(TASK PROMPT): Pull out every line below holding the word "территорию".

══ DATA LISTING

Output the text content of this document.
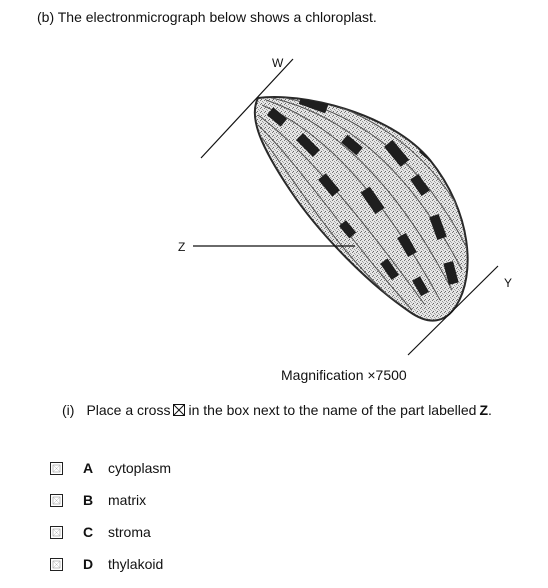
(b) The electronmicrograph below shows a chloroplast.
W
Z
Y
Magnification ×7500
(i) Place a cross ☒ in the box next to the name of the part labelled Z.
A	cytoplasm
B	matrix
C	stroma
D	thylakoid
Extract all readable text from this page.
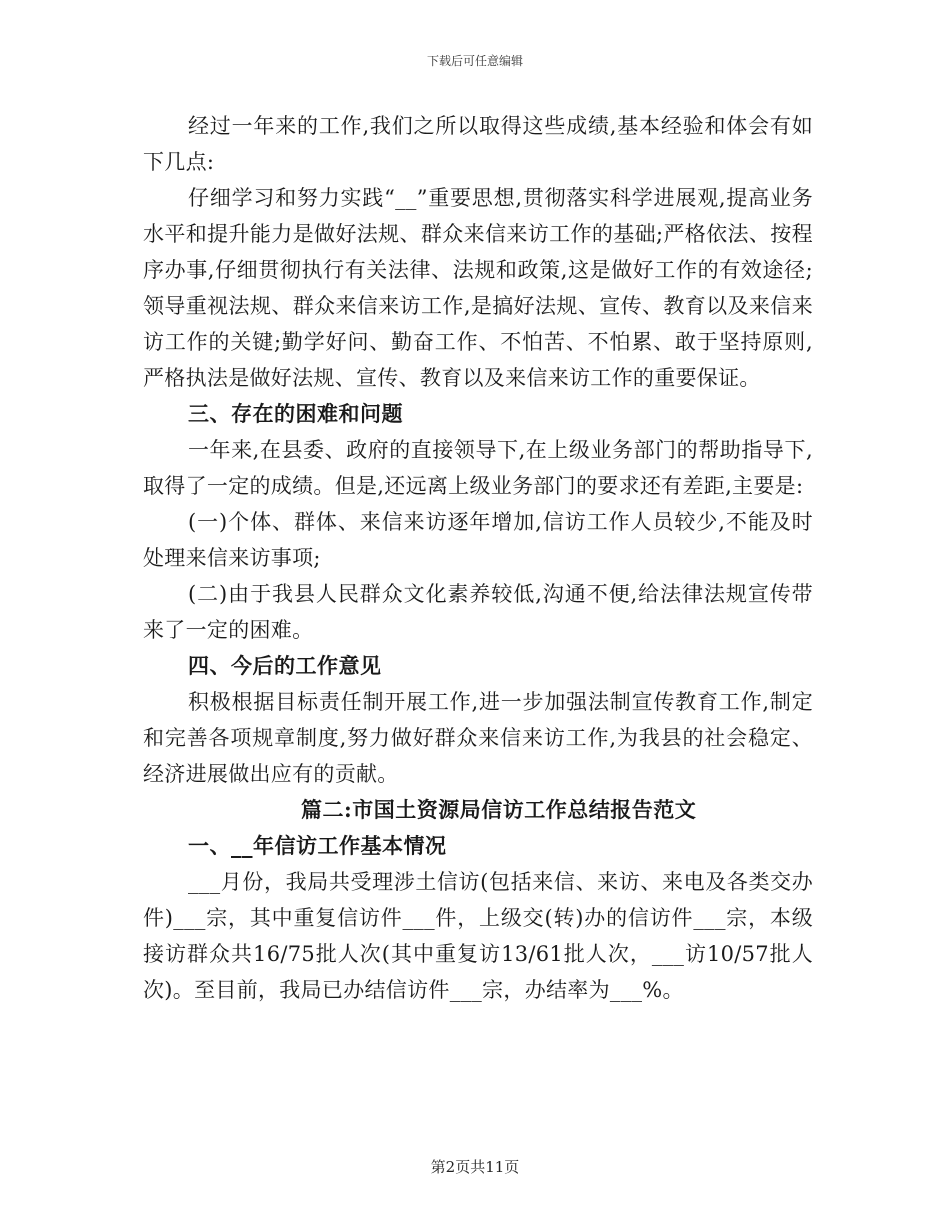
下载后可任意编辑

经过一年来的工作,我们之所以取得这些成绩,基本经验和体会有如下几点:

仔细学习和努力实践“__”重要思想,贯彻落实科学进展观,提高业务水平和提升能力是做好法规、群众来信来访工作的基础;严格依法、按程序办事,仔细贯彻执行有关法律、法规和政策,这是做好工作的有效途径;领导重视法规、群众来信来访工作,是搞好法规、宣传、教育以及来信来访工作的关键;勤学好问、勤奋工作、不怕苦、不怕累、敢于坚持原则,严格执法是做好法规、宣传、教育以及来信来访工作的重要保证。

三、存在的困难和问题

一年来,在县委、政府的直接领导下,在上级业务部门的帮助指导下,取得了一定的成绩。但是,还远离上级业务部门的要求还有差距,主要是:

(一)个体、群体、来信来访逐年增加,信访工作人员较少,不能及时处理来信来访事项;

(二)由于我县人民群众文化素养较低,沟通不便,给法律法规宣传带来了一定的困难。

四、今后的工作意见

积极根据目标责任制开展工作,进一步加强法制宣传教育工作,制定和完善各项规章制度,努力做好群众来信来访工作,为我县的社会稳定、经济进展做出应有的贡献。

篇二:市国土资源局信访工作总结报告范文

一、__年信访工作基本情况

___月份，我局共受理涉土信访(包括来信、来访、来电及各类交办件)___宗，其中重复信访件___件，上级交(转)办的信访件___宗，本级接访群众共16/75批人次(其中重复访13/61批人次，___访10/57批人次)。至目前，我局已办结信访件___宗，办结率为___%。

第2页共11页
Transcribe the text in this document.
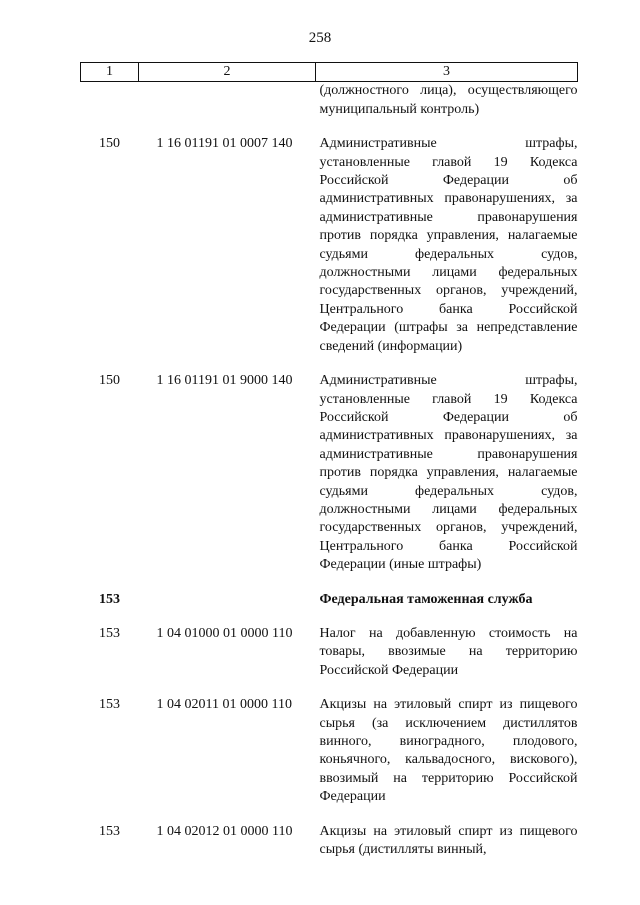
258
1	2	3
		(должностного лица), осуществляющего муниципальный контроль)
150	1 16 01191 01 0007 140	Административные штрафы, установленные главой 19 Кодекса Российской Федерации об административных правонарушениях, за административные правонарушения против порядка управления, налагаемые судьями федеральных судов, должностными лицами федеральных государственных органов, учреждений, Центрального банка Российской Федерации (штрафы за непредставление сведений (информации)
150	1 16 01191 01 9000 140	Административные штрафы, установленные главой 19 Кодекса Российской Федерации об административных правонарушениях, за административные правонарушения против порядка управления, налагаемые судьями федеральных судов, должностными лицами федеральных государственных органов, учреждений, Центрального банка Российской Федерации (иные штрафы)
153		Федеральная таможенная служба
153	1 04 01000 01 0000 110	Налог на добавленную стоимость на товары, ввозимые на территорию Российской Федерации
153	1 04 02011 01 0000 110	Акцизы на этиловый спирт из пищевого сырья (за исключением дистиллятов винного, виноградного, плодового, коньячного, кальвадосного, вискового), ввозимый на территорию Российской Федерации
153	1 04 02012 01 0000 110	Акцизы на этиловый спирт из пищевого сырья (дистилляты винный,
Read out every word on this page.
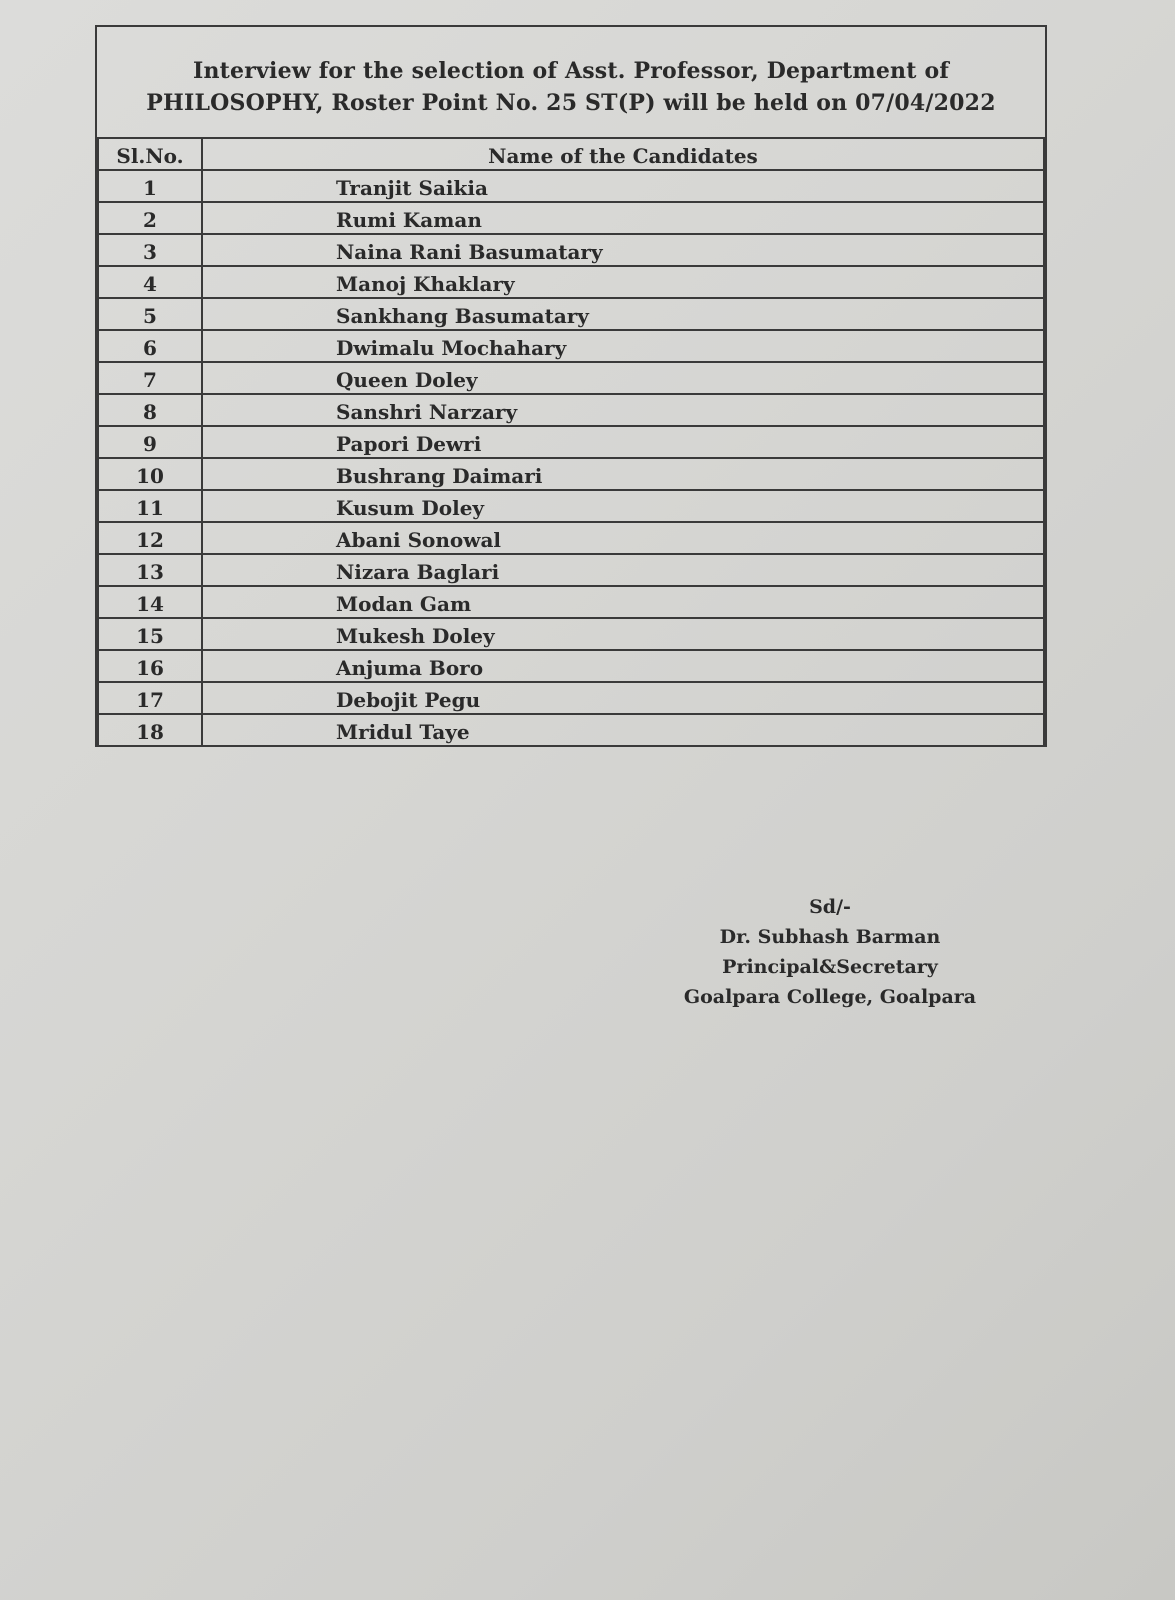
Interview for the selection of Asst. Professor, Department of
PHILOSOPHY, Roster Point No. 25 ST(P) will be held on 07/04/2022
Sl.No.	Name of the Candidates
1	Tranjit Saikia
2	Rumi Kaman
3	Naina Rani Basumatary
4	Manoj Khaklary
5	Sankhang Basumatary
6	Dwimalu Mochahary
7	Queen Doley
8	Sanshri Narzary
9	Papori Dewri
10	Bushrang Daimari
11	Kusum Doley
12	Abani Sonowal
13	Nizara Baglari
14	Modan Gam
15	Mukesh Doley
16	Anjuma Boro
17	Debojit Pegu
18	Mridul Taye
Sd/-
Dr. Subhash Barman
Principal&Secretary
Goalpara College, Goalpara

════

(EXPECTED OUTPUT):
153	1 04 01000 01 0000 110	Налог на добавленную стоимость на товары, ввозимые на территорию Российской Федерации
153	1 04 02011 01 0000 110	Акцизы на этиловый спирт из пищевого сырья (за исключением дистиллятов винного, виноградного, плодового, коньячного, кальвадосного, вискового), ввозимый на территорию Российской Федерации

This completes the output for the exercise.